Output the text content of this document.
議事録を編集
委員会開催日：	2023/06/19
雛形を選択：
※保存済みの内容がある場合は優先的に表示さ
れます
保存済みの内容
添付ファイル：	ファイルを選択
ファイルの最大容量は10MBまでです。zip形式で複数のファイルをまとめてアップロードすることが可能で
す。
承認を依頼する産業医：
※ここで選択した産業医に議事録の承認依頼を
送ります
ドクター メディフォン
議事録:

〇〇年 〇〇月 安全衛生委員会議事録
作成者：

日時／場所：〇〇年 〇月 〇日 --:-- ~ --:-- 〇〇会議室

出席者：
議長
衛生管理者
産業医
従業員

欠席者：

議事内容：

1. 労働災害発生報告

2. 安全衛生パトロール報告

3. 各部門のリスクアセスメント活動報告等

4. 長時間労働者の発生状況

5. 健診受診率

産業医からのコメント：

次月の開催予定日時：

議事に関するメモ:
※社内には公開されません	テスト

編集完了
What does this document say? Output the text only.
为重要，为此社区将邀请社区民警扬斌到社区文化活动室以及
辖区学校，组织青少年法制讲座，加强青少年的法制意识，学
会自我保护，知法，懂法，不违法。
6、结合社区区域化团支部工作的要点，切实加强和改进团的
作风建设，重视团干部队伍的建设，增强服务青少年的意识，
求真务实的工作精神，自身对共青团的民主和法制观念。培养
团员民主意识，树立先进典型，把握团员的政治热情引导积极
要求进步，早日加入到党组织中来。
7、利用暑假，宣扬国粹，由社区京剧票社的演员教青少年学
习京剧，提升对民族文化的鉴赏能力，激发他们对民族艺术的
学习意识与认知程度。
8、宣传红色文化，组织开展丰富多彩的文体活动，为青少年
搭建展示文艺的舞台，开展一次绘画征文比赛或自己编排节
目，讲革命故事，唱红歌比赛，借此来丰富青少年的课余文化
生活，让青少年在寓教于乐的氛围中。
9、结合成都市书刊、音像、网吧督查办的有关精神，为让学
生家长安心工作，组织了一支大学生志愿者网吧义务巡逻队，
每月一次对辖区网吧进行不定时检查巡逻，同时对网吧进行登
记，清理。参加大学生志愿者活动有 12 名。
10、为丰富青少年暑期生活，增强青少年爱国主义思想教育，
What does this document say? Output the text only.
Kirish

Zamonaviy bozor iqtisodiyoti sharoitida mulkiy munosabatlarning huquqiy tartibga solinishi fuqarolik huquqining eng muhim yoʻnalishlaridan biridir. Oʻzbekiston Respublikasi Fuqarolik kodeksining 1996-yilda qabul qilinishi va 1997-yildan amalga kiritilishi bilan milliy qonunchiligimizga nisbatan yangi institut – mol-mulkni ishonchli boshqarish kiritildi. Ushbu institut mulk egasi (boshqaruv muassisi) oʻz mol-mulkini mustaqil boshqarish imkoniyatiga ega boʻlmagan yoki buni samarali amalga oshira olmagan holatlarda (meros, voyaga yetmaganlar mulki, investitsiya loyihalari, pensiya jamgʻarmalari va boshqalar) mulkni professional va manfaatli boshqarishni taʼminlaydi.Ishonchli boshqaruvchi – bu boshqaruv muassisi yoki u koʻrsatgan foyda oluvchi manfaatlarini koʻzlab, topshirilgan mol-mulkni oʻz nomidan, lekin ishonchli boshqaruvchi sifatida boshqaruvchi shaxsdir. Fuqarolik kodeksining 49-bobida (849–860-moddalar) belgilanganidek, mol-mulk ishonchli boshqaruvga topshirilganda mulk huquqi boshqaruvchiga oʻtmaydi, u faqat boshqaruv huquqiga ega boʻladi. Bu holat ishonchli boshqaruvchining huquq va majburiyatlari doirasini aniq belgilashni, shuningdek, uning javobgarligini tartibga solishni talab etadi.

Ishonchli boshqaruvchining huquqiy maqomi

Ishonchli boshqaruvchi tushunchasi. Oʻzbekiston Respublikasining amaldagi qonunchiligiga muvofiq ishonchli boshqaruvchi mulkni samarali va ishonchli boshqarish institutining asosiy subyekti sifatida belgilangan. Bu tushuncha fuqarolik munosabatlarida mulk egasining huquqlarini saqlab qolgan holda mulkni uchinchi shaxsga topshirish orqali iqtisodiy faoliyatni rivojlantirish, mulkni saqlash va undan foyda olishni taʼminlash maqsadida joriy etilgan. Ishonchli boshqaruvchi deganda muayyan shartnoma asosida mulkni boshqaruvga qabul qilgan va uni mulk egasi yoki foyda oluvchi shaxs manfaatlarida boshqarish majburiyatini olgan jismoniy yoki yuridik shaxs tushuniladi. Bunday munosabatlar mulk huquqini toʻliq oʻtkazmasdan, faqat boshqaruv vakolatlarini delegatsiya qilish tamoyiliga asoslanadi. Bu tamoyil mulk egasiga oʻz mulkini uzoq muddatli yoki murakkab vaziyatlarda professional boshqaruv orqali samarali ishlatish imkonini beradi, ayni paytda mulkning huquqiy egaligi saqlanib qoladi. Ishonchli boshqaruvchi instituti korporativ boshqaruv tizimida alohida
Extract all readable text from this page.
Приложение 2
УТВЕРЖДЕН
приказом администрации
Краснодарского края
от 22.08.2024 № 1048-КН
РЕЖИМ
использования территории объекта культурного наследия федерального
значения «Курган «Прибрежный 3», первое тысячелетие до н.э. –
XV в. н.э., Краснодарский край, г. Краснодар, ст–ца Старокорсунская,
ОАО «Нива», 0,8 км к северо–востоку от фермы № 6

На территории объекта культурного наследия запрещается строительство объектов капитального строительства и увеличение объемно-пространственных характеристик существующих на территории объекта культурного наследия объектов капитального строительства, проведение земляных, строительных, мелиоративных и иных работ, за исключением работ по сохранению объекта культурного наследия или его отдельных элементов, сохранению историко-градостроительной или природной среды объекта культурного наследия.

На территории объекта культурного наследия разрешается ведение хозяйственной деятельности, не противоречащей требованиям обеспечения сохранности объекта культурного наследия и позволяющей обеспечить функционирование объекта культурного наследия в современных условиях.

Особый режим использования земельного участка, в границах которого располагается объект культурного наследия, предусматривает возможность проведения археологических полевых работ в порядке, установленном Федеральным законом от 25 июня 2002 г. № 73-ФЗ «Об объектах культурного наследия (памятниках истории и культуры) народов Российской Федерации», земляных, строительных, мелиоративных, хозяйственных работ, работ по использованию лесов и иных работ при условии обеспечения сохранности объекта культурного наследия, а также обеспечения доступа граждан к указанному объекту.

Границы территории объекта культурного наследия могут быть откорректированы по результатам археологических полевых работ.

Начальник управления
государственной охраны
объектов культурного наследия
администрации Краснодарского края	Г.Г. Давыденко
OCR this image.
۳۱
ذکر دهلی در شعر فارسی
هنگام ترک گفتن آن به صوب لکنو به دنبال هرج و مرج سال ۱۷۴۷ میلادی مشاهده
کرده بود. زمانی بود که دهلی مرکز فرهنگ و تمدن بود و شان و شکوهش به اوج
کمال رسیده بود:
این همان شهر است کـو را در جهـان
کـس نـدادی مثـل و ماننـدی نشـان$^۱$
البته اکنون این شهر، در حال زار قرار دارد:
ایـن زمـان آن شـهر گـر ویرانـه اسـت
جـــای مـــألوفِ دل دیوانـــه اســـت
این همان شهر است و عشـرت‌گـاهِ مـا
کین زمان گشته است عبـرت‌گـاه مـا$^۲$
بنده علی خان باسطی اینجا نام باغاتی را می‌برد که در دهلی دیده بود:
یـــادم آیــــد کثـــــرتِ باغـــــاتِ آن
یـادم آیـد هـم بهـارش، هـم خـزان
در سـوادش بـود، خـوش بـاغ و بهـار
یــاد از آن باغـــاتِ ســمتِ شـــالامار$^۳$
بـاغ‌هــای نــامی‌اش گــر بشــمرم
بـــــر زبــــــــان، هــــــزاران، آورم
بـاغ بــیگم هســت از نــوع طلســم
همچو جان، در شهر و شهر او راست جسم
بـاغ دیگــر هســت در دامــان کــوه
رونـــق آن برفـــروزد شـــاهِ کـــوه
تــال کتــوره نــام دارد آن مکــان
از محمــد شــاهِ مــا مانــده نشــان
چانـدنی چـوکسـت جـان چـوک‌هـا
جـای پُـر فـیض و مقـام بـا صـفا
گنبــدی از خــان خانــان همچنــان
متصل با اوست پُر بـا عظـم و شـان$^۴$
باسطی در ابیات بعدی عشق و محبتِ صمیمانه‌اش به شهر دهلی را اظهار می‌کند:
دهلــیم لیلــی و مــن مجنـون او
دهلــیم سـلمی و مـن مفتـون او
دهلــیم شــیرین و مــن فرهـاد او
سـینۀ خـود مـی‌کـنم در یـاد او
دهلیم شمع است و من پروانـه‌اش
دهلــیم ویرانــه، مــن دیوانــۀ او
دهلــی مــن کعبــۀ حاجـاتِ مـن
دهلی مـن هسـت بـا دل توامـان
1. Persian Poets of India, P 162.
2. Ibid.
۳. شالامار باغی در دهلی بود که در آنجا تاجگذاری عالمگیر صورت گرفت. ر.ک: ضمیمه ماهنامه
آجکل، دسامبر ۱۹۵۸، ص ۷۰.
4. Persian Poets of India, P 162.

########

■ **Description of the task**:
Filter out every line that lacks the word "Persian", and copy the rest.

■ **Answer for this exercise**:
1. Persian Poets of India, P 162.
4. Persian Poets of India, P 162.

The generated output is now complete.